WRITTEN INSTRUCTION
Below are some records. Say how many of their lines include the string "agréés", giving only the number.

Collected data

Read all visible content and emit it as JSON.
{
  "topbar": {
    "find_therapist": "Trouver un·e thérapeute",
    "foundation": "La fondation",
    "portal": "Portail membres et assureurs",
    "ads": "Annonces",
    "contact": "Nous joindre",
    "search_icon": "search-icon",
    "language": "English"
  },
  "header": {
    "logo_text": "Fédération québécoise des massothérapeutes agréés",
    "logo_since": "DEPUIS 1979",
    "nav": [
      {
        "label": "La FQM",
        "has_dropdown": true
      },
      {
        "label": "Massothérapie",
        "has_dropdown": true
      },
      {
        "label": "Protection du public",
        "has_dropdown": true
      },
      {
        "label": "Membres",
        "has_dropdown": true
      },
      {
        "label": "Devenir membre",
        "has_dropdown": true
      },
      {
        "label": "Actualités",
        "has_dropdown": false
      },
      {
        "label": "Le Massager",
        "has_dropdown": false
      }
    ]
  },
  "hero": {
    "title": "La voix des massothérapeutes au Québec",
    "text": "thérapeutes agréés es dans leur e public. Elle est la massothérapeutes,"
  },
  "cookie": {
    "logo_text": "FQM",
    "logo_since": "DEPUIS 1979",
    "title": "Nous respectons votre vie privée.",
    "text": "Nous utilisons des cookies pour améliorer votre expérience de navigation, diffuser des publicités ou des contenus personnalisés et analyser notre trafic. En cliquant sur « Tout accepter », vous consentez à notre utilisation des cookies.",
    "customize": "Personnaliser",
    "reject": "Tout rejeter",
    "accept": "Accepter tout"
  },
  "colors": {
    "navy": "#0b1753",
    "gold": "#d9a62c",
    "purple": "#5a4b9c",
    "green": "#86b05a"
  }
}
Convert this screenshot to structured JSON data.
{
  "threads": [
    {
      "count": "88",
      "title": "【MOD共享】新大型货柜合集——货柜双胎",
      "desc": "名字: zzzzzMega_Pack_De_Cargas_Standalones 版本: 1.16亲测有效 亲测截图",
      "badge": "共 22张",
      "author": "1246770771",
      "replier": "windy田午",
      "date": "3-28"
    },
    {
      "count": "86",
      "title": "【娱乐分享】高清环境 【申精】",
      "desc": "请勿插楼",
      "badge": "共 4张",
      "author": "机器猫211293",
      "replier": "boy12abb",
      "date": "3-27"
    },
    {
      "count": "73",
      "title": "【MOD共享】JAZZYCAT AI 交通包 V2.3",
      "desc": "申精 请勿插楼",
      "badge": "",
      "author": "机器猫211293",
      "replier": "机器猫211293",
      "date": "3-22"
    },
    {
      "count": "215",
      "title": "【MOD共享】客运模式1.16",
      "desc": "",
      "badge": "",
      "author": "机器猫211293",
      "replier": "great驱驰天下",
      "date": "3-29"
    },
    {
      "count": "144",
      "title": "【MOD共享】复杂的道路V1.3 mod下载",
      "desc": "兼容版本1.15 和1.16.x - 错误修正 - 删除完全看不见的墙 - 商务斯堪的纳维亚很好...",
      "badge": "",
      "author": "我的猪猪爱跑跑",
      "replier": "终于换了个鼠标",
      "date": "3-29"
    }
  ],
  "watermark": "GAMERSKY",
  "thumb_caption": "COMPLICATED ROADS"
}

SOLUTION TO THIS TASK
2